Start of DATA TO PROCESS

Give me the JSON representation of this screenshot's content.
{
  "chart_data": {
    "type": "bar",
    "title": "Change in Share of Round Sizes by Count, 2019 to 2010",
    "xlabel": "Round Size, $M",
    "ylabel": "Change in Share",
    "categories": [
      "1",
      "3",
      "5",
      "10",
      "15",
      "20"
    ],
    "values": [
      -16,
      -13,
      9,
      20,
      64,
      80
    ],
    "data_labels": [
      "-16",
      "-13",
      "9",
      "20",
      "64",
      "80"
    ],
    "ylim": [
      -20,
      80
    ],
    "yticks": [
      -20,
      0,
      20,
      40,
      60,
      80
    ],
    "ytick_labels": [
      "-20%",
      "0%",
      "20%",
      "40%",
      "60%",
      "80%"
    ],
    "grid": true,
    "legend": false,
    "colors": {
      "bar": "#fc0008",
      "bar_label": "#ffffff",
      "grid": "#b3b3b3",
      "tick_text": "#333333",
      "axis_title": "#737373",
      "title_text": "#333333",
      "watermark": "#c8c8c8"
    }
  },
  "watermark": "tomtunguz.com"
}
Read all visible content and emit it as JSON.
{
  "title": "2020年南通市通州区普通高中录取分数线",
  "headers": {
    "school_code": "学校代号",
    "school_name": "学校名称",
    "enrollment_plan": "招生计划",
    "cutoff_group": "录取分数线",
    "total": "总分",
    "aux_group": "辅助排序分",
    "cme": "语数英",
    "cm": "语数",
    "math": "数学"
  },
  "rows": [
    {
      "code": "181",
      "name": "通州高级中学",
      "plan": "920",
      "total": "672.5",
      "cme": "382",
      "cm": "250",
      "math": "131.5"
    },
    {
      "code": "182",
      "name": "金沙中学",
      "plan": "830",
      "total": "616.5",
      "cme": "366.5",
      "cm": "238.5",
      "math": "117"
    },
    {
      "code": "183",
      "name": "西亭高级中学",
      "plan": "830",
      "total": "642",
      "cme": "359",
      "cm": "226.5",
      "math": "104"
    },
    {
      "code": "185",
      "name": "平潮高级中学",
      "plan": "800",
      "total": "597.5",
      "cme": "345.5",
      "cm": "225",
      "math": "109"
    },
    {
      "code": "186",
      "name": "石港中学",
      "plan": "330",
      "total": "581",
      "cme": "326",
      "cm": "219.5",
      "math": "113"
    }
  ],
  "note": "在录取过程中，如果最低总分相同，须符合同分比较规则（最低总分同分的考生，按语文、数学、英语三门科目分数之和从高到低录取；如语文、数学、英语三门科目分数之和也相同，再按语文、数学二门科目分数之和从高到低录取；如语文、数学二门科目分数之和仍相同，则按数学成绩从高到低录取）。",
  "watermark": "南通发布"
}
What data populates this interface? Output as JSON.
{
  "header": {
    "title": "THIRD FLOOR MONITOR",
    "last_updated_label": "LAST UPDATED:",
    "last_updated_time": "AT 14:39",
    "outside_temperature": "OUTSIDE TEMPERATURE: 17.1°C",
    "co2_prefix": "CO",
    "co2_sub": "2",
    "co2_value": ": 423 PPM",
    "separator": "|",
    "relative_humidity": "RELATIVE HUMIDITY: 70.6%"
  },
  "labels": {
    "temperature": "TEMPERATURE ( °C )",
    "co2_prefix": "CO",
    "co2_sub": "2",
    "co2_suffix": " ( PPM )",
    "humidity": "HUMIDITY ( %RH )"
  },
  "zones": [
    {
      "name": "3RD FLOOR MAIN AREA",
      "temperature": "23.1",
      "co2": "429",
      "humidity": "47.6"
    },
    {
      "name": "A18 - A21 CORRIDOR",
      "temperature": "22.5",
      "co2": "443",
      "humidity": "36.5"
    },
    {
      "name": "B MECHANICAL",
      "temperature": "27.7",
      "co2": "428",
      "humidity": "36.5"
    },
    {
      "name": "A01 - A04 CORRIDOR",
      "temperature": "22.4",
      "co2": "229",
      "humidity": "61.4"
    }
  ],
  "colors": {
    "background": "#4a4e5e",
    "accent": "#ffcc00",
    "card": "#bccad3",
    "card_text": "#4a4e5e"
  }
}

End of DATA TO PROCESS

◆ CHALLENGE
Extract each line from the listing that holds the word "math".

◆ COMPLETED EXERCISE
    "math": "数学"
      "math": "131.5"
      "math": "117"
      "math": "104"
      "math": "109"
      "math": "113"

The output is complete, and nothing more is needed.